═════ DATASET ═════

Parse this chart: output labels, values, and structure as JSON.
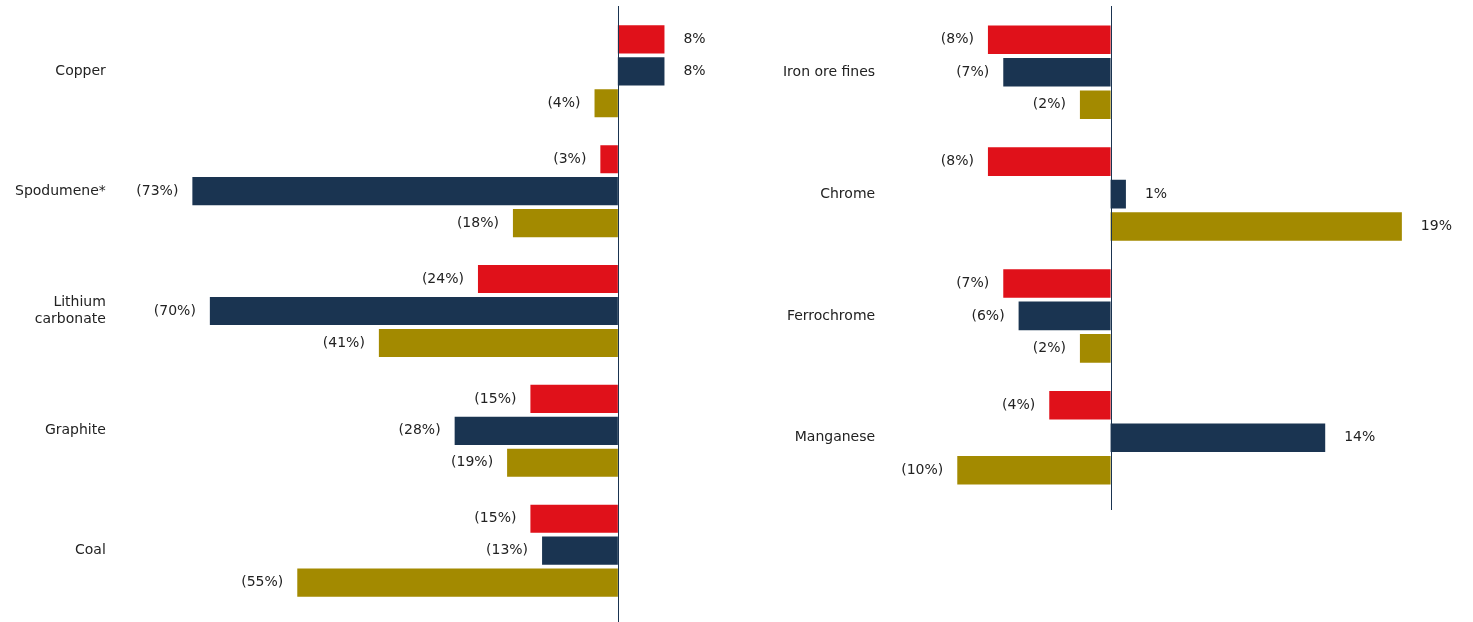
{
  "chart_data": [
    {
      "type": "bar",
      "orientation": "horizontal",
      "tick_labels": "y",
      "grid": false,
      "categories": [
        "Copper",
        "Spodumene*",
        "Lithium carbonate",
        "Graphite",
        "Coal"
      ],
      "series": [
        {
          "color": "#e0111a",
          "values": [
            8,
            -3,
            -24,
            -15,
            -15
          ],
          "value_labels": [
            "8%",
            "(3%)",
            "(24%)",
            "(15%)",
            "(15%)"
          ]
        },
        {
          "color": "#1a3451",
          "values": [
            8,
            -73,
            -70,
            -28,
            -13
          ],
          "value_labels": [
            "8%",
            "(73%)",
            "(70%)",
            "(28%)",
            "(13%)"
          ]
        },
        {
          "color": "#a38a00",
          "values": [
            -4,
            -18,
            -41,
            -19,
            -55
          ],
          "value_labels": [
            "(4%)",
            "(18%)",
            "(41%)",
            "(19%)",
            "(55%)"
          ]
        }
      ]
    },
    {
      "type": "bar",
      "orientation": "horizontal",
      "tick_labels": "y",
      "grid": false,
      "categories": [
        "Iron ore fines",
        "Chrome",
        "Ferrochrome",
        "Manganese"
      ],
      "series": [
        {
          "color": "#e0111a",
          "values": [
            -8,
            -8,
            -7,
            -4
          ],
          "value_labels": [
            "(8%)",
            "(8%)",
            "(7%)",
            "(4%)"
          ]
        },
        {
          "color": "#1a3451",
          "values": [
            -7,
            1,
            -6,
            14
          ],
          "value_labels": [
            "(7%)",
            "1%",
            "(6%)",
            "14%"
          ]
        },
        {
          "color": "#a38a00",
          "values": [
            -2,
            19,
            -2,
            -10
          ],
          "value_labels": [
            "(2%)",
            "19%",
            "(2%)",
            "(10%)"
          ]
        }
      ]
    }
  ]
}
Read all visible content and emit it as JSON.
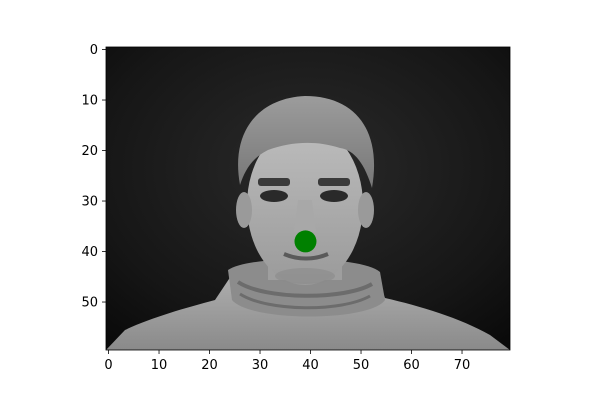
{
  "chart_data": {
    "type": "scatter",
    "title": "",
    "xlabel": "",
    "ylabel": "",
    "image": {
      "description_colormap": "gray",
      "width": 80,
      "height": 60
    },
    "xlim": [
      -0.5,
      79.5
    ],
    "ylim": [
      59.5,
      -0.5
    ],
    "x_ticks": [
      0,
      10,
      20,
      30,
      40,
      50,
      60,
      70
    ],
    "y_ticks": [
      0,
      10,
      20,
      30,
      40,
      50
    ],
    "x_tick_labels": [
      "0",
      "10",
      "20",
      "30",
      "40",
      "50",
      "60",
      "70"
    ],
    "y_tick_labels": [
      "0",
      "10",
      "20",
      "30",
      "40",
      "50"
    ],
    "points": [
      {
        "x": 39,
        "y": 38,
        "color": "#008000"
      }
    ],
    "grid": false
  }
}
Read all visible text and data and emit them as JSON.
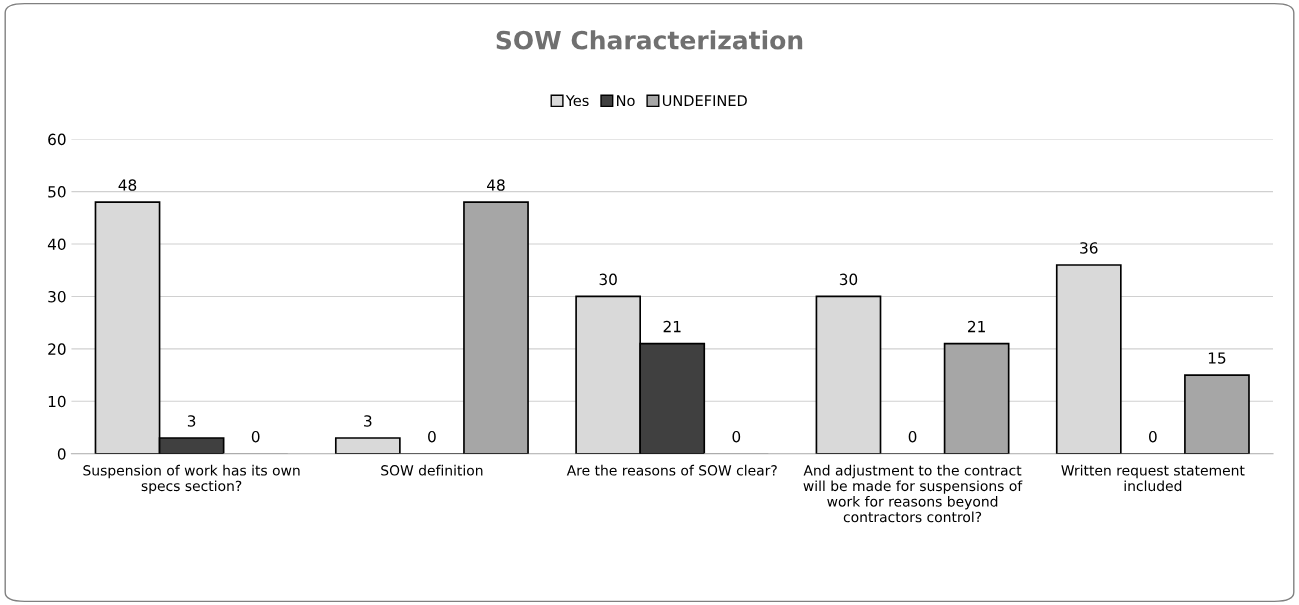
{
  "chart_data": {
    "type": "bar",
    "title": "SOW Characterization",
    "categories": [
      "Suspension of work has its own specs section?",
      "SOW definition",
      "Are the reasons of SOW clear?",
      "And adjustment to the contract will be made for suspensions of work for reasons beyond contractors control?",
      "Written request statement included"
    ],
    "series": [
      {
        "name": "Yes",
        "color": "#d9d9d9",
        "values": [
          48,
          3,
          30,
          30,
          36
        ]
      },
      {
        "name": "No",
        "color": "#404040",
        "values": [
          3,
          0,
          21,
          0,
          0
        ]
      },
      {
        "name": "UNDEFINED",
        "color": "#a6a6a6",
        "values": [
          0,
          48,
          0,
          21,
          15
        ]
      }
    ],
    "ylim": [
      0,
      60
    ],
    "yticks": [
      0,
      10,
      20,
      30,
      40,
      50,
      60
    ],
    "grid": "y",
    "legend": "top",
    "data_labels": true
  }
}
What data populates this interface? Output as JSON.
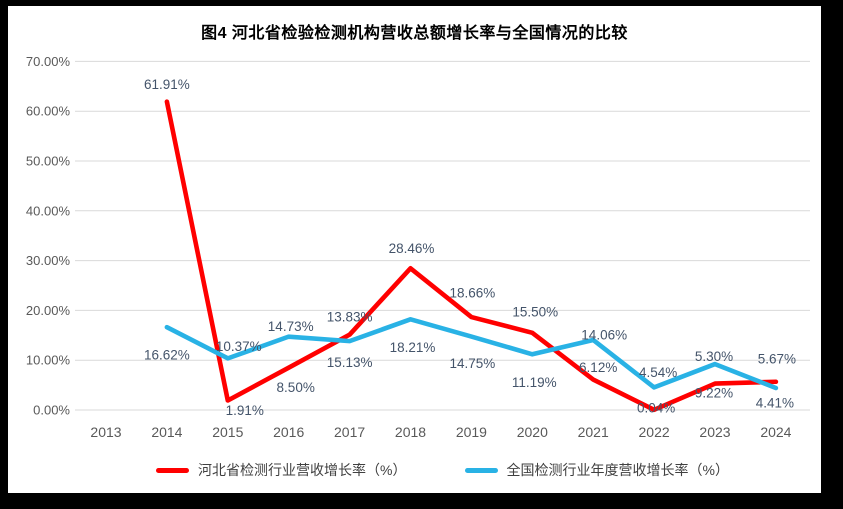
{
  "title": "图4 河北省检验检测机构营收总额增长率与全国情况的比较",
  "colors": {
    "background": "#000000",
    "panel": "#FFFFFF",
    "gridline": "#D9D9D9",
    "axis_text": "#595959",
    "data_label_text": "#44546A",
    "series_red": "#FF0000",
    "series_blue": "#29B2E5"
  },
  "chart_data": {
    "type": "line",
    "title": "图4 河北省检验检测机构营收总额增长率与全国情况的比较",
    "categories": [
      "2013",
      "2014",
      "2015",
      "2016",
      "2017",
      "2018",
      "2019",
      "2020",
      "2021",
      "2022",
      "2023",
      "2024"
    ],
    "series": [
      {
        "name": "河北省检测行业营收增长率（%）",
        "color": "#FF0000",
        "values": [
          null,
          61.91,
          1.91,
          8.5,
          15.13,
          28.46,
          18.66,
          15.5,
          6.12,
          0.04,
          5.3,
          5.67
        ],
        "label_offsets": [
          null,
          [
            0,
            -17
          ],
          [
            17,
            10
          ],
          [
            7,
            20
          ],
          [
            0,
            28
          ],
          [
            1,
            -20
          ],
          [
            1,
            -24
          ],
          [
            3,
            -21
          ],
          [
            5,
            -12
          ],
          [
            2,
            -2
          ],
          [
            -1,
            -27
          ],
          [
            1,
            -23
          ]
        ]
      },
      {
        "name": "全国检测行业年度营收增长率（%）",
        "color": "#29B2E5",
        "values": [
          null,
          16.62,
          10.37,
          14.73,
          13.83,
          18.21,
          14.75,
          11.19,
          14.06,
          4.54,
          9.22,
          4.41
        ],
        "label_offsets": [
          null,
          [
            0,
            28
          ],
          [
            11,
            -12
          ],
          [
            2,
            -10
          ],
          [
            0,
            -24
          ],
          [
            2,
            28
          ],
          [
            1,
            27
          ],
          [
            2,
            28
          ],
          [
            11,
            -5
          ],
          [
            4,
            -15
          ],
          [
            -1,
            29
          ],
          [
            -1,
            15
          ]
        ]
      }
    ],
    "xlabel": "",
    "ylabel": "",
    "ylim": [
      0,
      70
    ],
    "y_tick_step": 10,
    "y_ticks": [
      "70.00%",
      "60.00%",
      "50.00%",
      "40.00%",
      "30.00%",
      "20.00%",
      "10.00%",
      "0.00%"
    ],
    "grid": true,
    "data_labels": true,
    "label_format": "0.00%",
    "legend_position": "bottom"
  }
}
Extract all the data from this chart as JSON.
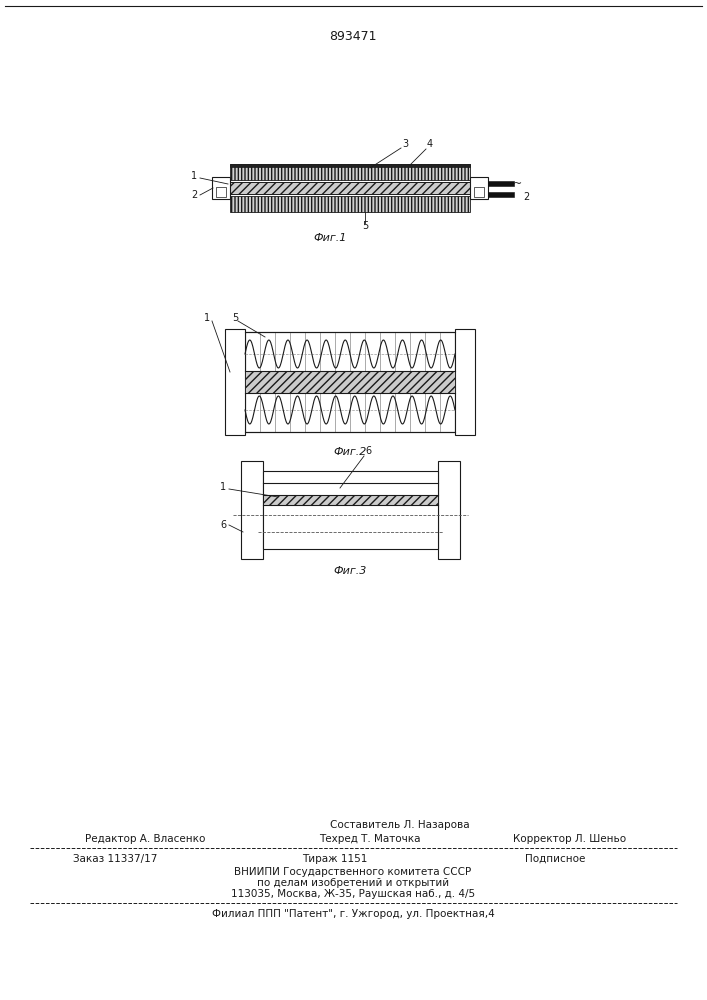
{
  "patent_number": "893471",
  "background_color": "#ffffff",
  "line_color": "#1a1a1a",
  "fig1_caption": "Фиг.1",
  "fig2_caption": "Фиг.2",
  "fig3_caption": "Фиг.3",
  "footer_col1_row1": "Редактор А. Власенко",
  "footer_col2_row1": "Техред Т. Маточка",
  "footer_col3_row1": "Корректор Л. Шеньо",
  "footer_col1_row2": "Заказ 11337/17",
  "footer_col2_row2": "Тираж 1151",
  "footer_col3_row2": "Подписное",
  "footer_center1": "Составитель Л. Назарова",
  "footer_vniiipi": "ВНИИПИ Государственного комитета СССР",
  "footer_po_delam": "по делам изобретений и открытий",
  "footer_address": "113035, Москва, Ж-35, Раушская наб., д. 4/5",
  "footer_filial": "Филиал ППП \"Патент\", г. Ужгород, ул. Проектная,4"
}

═════

■ **GIVEN PROBLEM**
In the listing, how many lines hold "reasons"? Answer with a bare number.

■ **SOLUTION TO THIS PROBLEM**
2